AVAILABLE DATA —
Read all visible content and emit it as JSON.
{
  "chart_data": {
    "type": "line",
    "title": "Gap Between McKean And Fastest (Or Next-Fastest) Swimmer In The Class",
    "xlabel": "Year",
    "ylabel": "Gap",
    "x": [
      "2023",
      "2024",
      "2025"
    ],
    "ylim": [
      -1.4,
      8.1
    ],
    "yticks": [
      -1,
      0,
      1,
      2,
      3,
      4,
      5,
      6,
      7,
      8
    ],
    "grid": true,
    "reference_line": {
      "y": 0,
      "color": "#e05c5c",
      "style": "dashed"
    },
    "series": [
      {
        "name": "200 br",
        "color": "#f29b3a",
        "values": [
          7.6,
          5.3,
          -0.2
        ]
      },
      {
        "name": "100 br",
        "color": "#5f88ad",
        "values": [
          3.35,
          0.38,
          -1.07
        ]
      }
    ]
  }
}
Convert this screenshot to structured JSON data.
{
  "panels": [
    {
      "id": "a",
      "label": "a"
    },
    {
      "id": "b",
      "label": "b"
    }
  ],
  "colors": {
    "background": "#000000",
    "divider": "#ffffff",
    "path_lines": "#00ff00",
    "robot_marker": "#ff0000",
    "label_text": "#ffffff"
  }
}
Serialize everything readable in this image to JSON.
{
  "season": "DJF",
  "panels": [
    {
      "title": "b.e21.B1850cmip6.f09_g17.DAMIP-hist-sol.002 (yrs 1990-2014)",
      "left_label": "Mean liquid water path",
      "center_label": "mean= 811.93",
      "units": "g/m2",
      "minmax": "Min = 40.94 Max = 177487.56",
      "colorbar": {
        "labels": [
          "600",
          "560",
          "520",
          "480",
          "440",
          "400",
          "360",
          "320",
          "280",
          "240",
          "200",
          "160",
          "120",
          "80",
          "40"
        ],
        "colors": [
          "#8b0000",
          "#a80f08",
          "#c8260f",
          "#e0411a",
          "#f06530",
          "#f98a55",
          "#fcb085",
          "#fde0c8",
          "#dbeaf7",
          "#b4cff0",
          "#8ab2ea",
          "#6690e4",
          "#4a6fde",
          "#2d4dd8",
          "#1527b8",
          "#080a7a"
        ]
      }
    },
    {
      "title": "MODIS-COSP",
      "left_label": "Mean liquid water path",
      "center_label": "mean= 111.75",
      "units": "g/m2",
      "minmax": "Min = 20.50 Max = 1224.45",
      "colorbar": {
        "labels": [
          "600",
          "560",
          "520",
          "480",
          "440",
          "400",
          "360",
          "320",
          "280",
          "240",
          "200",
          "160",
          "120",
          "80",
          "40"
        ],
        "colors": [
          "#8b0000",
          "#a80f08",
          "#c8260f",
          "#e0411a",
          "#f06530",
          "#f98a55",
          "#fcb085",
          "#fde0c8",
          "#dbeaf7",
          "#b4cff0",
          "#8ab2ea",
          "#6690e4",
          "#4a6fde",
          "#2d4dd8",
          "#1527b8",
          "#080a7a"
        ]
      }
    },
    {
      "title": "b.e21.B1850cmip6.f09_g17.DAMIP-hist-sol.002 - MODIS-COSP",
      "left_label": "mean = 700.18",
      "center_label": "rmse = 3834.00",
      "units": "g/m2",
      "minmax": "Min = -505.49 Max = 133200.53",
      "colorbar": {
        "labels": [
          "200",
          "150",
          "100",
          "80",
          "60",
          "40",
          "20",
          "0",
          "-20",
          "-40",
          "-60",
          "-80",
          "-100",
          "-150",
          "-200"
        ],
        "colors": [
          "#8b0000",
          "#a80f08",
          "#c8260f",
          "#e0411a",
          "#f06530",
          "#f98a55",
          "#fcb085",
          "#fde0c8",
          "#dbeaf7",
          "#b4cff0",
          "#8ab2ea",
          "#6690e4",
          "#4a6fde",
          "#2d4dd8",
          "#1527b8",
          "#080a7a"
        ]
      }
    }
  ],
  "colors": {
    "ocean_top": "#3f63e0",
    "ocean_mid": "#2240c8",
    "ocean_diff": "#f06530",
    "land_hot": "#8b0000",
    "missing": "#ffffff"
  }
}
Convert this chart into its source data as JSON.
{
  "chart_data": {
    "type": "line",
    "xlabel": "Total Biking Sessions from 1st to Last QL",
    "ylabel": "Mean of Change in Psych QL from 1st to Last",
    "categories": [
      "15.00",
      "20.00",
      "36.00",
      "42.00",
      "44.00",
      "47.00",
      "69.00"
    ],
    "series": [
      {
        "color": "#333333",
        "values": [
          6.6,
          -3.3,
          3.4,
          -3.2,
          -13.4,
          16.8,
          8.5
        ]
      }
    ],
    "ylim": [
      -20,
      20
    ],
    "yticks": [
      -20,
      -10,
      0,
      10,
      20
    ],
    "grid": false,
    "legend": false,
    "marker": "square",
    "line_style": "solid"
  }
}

TASK BRIEF —
Return, unchanged, each line from the line containing "Convert this chart" through the last line of the material.

PROBLEM SOLUTION —
Convert this chart into its source data as JSON.
{
  "chart_data": {
    "type": "line",
    "xlabel": "Total Biking Sessions from 1st to Last QL",
    "ylabel": "Mean of Change in Psych QL from 1st to Last",
    "categories": [
      "15.00",
      "20.00",
      "36.00",
      "42.00",
      "44.00",
      "47.00",
      "69.00"
    ],
    "series": [
      {
        "color": "#333333",
        "values": [
          6.6,
          -3.3,
          3.4,
          -3.2,
          -13.4,
          16.8,
          8.5
        ]
      }
    ],
    "ylim": [
      -20,
      20
    ],
    "yticks": [
      -20,
      -10,
      0,
      10,
      20
    ],
    "grid": false,
    "legend": false,
    "marker": "square",
    "line_style": "solid"
  }
}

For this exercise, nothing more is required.